begin

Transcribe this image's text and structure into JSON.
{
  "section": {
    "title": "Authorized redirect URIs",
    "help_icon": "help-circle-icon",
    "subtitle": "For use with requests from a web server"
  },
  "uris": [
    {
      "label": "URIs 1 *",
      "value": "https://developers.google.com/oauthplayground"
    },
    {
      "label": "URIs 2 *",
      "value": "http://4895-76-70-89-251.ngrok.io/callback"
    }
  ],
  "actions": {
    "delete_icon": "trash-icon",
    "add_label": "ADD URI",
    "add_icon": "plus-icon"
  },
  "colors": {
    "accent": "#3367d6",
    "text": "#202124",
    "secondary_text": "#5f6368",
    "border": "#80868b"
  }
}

end

Copy out the full set of records precisely, leaving nothing out.

◆ **Worked solution**:
Transcribe this image's text and structure into JSON.
{
  "section": {
    "title": "Authorized redirect URIs",
    "help_icon": "help-circle-icon",
    "subtitle": "For use with requests from a web server"
  },
  "uris": [
    {
      "label": "URIs 1 *",
      "value": "https://developers.google.com/oauthplayground"
    },
    {
      "label": "URIs 2 *",
      "value": "http://4895-76-70-89-251.ngrok.io/callback"
    }
  ],
  "actions": {
    "delete_icon": "trash-icon",
    "add_label": "ADD URI",
    "add_icon": "plus-icon"
  },
  "colors": {
    "accent": "#3367d6",
    "text": "#202124",
    "secondary_text": "#5f6368",
    "border": "#80868b"
  }
}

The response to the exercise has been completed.